**EXERCISE DESCRIPTION:** Give the entries again exactly. Skip the pictures.

(Dataset rows about figures)

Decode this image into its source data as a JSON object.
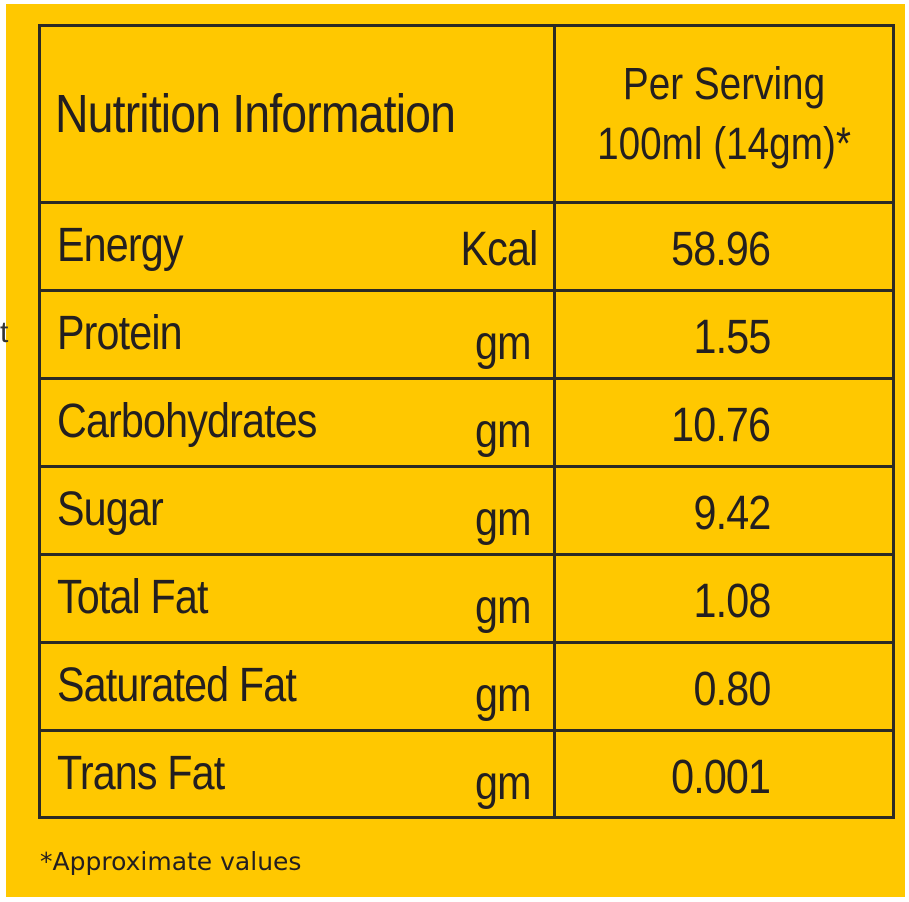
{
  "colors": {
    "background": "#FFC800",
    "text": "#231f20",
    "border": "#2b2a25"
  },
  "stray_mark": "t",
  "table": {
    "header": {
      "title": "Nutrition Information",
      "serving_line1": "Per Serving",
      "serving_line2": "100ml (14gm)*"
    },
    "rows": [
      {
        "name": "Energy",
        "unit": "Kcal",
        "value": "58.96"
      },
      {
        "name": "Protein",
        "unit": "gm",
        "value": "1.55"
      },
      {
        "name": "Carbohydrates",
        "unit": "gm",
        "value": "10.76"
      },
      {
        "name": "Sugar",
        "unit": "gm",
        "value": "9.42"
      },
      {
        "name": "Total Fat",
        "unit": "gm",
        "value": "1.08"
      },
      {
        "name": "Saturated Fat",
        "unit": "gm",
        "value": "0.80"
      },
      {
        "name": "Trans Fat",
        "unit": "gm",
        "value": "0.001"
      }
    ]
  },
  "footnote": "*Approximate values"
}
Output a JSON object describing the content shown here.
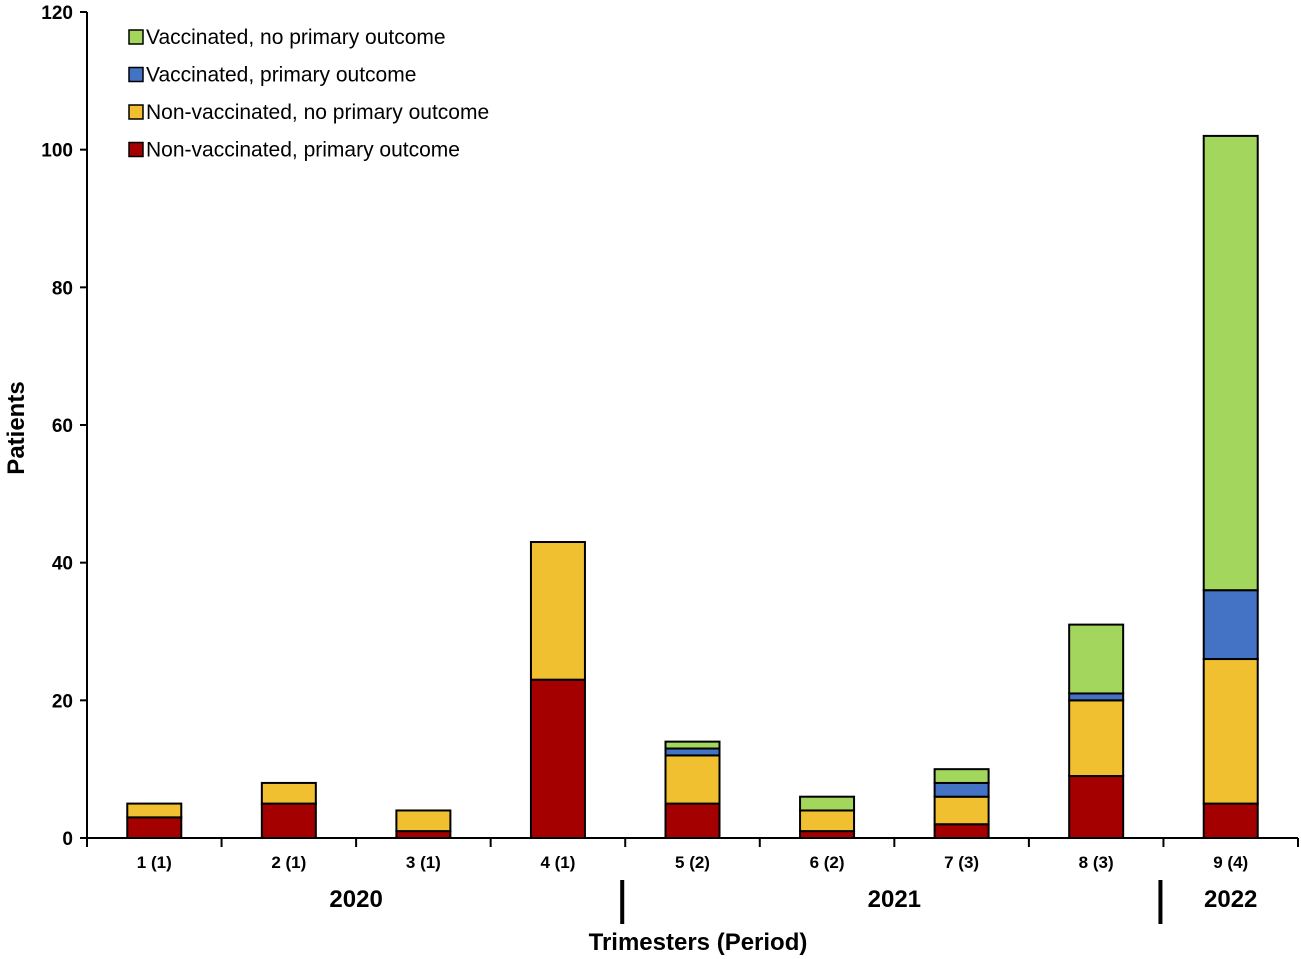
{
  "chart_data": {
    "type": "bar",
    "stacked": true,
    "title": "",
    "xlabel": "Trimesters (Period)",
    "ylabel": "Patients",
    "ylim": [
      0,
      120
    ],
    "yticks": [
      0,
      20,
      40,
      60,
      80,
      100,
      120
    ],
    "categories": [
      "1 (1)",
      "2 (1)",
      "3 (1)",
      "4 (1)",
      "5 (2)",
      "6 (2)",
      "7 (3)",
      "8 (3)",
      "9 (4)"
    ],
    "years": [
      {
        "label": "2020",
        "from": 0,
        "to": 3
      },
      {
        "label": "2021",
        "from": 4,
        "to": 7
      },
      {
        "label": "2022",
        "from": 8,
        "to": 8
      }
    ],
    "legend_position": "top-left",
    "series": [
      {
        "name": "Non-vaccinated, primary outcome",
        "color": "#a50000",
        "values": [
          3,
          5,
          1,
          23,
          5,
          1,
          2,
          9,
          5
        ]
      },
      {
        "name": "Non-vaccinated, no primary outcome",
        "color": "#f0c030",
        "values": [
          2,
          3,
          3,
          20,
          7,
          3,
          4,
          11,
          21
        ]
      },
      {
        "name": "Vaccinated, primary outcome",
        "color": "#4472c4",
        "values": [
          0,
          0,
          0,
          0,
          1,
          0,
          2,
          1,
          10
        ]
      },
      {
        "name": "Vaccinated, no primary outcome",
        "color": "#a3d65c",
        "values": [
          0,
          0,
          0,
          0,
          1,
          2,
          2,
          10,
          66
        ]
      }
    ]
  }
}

**PROBLEM SOLUTION:**
Decode this image into its source data as a JSON object.
{
  "colors": {
    "background": "#FFC800",
    "text": "#231f20",
    "border": "#2b2a25"
  },
  "stray_mark": "t",
  "table": {
    "header": {
      "title": "Nutrition Information",
      "serving_line1": "Per Serving",
      "serving_line2": "100ml (14gm)*"
    },
    "rows": [
      {
        "name": "Energy",
        "unit": "Kcal",
        "value": "58.96"
      },
      {
        "name": "Protein",
        "unit": "gm",
        "value": "1.55"
      },
      {
        "name": "Carbohydrates",
        "unit": "gm",
        "value": "10.76"
      },
      {
        "name": "Sugar",
        "unit": "gm",
        "value": "9.42"
      },
      {
        "name": "Total Fat",
        "unit": "gm",
        "value": "1.08"
      },
      {
        "name": "Saturated Fat",
        "unit": "gm",
        "value": "0.80"
      },
      {
        "name": "Trans Fat",
        "unit": "gm",
        "value": "0.001"
      }
    ]
  },
  "footnote": "*Approximate values"
}
Output a JSON object describing the content shown here.
{
  "chart_data": {
    "type": "bar",
    "stacked": true,
    "title": "",
    "xlabel": "Trimesters (Period)",
    "ylabel": "Patients",
    "ylim": [
      0,
      120
    ],
    "yticks": [
      0,
      20,
      40,
      60,
      80,
      100,
      120
    ],
    "categories": [
      "1 (1)",
      "2 (1)",
      "3 (1)",
      "4 (1)",
      "5 (2)",
      "6 (2)",
      "7 (3)",
      "8 (3)",
      "9 (4)"
    ],
    "years": [
      {
        "label": "2020",
        "from": 0,
        "to": 3
      },
      {
        "label": "2021",
        "from": 4,
        "to": 7
      },
      {
        "label": "2022",
        "from": 8,
        "to": 8
      }
    ],
    "legend_position": "top-left",
    "series": [
      {
        "name": "Non-vaccinated, primary outcome",
        "color": "#a50000",
        "values": [
          3,
          5,
          1,
          23,
          5,
          1,
          2,
          9,
          5
        ]
      },
      {
        "name": "Non-vaccinated, no primary outcome",
        "color": "#f0c030",
        "values": [
          2,
          3,
          3,
          20,
          7,
          3,
          4,
          11,
          21
        ]
      },
      {
        "name": "Vaccinated, primary outcome",
        "color": "#4472c4",
        "values": [
          0,
          0,
          0,
          0,
          1,
          0,
          2,
          1,
          10
        ]
      },
      {
        "name": "Vaccinated, no primary outcome",
        "color": "#a3d65c",
        "values": [
          0,
          0,
          0,
          0,
          1,
          2,
          2,
          10,
          66
        ]
      }
    ]
  }
}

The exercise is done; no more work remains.